▸ WHAT TO DO
List each line of the data that holds the word "date".

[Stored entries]
[Begin]

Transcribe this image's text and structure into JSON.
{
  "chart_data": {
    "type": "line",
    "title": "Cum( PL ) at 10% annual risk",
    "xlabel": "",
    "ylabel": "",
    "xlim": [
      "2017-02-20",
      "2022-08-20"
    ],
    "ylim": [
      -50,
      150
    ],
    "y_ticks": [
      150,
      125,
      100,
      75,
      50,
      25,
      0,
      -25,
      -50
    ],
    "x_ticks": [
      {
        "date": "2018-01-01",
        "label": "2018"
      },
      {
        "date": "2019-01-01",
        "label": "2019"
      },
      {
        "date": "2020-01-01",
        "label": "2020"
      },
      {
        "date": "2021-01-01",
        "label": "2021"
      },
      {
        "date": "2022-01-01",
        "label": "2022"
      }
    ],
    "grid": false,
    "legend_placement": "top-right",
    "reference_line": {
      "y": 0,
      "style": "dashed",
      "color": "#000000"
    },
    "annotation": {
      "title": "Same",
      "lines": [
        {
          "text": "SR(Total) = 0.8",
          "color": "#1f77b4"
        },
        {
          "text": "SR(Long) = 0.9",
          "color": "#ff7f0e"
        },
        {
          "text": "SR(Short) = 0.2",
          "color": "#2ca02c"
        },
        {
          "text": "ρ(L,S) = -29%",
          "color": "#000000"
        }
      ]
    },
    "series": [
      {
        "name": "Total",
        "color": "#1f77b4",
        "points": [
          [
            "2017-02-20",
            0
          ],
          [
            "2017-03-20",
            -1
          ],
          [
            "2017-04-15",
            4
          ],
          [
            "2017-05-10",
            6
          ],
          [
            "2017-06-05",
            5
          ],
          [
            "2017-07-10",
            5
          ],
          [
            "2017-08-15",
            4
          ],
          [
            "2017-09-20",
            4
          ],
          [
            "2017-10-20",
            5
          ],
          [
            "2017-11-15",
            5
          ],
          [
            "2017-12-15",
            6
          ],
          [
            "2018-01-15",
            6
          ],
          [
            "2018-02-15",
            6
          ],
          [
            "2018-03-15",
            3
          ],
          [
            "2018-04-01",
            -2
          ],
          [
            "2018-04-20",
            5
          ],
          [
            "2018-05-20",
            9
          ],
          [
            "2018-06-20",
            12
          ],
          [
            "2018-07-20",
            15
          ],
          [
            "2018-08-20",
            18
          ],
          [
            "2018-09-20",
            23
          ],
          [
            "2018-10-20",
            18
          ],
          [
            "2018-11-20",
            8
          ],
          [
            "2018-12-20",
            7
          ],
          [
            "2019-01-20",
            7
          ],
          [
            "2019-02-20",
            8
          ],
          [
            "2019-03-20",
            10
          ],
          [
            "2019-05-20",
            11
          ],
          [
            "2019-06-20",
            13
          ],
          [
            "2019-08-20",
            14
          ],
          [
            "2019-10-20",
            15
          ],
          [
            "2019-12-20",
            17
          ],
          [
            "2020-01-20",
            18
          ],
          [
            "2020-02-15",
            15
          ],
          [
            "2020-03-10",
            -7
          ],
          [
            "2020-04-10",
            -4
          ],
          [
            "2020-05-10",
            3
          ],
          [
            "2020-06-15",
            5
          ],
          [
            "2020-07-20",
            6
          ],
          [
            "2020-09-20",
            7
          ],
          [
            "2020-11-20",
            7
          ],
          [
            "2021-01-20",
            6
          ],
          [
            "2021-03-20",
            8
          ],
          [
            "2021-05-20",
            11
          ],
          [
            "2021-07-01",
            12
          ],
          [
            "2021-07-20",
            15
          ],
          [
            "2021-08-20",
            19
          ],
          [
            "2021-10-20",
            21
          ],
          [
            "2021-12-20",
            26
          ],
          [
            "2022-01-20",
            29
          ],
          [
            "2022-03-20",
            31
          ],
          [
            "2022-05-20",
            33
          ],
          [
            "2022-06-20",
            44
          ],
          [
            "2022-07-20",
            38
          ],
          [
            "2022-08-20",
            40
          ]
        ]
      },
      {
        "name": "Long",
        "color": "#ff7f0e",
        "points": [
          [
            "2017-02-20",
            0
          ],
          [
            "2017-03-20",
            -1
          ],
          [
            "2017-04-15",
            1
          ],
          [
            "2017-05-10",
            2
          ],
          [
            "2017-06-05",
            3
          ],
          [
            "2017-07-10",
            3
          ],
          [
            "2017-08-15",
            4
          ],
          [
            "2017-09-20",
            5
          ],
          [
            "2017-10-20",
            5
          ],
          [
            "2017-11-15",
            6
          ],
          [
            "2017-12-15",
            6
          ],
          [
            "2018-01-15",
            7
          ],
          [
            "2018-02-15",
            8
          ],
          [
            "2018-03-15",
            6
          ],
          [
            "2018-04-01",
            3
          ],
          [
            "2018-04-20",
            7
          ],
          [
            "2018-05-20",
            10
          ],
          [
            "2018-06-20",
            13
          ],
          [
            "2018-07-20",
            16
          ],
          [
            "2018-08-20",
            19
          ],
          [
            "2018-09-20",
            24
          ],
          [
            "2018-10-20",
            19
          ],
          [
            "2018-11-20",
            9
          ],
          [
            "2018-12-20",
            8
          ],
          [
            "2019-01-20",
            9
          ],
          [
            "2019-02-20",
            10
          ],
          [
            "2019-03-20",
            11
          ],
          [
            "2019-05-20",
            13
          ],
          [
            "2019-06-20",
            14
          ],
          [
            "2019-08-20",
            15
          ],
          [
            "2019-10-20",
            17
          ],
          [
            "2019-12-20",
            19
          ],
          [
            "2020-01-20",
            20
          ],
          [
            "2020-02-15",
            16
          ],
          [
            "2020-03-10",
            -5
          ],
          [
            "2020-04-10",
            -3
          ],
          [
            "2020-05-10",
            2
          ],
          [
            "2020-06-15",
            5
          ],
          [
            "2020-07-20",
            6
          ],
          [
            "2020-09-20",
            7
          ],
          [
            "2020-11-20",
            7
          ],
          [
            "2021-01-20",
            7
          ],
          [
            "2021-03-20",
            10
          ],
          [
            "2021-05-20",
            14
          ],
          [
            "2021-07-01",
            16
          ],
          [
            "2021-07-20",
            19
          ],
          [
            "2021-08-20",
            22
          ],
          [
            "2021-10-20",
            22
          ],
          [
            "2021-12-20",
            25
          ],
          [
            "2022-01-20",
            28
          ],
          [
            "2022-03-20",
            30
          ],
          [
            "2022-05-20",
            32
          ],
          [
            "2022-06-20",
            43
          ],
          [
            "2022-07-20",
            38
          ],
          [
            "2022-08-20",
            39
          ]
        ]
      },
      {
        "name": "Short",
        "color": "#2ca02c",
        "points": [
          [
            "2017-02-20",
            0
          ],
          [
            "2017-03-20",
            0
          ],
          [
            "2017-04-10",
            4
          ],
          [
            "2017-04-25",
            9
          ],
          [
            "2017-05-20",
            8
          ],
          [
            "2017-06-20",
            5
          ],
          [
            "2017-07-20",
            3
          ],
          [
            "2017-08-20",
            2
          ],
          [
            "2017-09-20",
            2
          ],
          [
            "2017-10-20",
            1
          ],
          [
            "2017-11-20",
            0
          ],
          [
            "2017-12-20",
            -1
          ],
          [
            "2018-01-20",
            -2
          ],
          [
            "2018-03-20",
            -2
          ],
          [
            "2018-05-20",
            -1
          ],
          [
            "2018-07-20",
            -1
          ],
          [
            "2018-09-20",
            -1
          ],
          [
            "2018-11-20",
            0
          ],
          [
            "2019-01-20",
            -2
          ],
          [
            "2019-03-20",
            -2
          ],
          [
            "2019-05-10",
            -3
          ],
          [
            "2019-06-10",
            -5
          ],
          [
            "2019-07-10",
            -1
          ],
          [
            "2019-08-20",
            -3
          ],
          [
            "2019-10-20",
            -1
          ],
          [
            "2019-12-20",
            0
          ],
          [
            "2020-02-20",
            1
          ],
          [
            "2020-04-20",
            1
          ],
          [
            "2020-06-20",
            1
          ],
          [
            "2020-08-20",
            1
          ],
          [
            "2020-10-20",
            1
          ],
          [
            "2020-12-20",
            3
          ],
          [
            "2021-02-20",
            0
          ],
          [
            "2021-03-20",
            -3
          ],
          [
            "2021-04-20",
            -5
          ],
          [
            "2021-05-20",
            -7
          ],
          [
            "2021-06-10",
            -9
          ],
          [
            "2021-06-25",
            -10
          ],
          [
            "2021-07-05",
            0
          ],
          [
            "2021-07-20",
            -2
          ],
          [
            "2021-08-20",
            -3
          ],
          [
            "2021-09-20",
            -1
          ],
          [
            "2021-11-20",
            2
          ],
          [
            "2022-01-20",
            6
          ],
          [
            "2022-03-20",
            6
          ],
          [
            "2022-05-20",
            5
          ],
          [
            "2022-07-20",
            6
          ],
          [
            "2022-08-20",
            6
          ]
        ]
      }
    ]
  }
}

[End]

▸ SOLVED PROBLEM
        "date": "2018-01-01",
        "date": "2019-01-01",
        "date": "2020-01-01",
        "date": "2021-01-01",
        "date": "2022-01-01",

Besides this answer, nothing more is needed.